**GIVEN PROBLEM 1**:
Answer these questions from the review:
(a) What is Stephen's area of specialty at the CIA?
(b) Which war and years does his study of Soviet counterintelligence cover?
(c) For which kinds of libraries is the book recommended?

Library Journal Review

Historians trained before the fall of the USSR were weaned on the pervasive antagonisms of the Cold War; anything positive the Soviet Union did during World War II was suspect. Given the closed nature of the former Soviet Union, adequate research has never been done on Soviet counterintelligence until now. Stephen, a CIA specialist in Russian military and intelligence issues, uses the secret files just now beginning to open as well as British and American files and previous sketchy Russian works to triangulate information about the effectiveness of Soviet Counterintelligence during the Soviet-German war of 1941-45. His research indicates that "the scale, scope, and complexity of many of these Soviet operations rivaled or arguably exceeded those of the British Twenty Committee." Stephen's stated goal is to "stimulate further research on combat counterintelligence in general, lay out the current state of the Soviet equivalent of the British Twenty Committee, and induce Russians to publish a declassified credible history of their operations against the Germans that meets Western historiographic standards." Achieving these goals lies mostly in the future, but he has succeeded in pulling together a credible accounting of the accomplishments of Soviet counterintelligence of World War II. Recommended for public and academic libraries.-Harry Willems, Southeast Kansas Lib. Syst., Iola (c) Copyright 2010. Library Journals LLC, a wholly owned subsidiary of Media Source, Inc. No redistribution permitted.

[Raw records]

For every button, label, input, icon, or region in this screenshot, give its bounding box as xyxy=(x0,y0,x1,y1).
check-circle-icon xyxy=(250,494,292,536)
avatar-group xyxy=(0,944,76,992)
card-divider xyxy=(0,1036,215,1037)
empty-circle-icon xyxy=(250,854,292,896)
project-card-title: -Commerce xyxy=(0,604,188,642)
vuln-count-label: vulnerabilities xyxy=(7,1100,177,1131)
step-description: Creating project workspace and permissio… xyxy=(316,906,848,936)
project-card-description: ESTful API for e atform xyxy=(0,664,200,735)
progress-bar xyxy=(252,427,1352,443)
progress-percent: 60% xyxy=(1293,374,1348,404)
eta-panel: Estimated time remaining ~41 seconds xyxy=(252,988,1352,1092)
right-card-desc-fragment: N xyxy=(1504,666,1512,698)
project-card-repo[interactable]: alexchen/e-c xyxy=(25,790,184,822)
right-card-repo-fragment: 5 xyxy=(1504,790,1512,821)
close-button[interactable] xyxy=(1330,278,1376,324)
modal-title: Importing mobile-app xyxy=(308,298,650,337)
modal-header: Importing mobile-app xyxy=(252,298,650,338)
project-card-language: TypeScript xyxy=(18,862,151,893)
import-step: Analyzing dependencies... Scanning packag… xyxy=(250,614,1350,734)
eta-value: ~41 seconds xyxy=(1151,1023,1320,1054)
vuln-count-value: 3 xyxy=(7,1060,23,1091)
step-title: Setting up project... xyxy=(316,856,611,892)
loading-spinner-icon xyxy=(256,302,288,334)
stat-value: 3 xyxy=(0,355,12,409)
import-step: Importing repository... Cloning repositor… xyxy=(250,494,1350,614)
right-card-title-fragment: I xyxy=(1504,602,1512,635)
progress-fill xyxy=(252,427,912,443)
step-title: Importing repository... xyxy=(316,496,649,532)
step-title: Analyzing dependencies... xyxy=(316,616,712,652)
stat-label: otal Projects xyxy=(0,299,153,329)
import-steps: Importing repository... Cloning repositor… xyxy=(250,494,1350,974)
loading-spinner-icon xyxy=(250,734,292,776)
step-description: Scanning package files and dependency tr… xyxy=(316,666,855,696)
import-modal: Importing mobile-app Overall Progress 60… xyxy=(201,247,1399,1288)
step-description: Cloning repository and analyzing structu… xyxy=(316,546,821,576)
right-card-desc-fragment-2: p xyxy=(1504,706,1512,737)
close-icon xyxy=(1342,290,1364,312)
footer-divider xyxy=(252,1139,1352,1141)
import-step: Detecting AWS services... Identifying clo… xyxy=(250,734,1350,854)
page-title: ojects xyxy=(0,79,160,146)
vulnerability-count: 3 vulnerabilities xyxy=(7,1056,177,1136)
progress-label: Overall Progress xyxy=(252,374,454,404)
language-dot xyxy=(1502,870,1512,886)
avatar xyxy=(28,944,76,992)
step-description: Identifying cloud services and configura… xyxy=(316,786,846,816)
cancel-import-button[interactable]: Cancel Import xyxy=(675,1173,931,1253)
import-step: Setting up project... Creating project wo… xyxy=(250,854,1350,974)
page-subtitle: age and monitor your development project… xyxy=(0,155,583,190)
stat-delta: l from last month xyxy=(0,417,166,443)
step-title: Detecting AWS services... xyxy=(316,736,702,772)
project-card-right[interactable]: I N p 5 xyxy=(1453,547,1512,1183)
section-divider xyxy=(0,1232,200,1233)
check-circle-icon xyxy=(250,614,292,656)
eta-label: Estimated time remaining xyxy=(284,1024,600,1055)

**GIVEN PROBLEM 2**: Render the raw records as a Markdown table with the columns No. and Line. Start at the first line of the rows and end at the line that contains "progress-fill xyxy=(252,427,912,443)". Include both of those lines, and leave out any blank lines.

**COMPLETE OUTPUT 1**:
(a) Russian military and intelligence issues.
(b) The Soviet-German war of 1941-45.
(c) Public and academic libraries.

**COMPLETE OUTPUT 2**:
| No. | Line |
|---|---|
| 1 | For every button, label, input, icon, or region in this screenshot, give its bounding box as xyxy=(x0,y0,x1,y1). |
| 2 | check-circle-icon xyxy=(250,494,292,536) |
| 3 | avatar-group xyxy=(0,944,76,992) |
| 4 | card-divider xyxy=(0,1036,215,1037) |
| 5 | empty-circle-icon xyxy=(250,854,292,896) |
| 6 | project-card-title: -Commerce xyxy=(0,604,188,642) |
| 7 | vuln-count-label: vulnerabilities xyxy=(7,1100,177,1131) |
| 8 | step-description: Creating project workspace and permissio… xyxy=(316,906,848,936) |
| 9 | project-card-description: ESTful API for e atform xyxy=(0,664,200,735) |
| 10 | progress-bar xyxy=(252,427,1352,443) |
| 11 | progress-percent: 60% xyxy=(1293,374,1348,404) |
| 12 | eta-panel: Estimated time remaining ~41 seconds xyxy=(252,988,1352,1092) |
| 13 | right-card-desc-fragment: N xyxy=(1504,666,1512,698) |
| 14 | project-card-repo[interactable]: alexchen/e-c xyxy=(25,790,184,822) |
| 15 | right-card-repo-fragment: 5 xyxy=(1504,790,1512,821) |
| 16 | close-button[interactable] xyxy=(1330,278,1376,324) |
| 17 | modal-title: Importing mobile-app xyxy=(308,298,650,337) |
| 18 | modal-header: Importing mobile-app xyxy=(252,298,650,338) |
| 19 | project-card-language: TypeScript xyxy=(18,862,151,893) |
| 20 | import-step: Analyzing dependencies... Scanning packag… xyxy=(250,614,1350,734) |
| 21 | eta-value: ~41 seconds xyxy=(1151,1023,1320,1054) |
| 22 | vuln-count-value: 3 xyxy=(7,1060,23,1091) |
| 23 | step-title: Setting up project... xyxy=(316,856,611,892) |
| 24 | loading-spinner-icon xyxy=(256,302,288,334) |
| 25 | stat-value: 3 xyxy=(0,355,12,409) |
| 26 | import-step: Importing repository... Cloning repositor… xyxy=(250,494,1350,614) |
| 27 | right-card-title-fragment: I xyxy=(1504,602,1512,635) |
| 28 | progress-fill xyxy=(252,427,912,443) |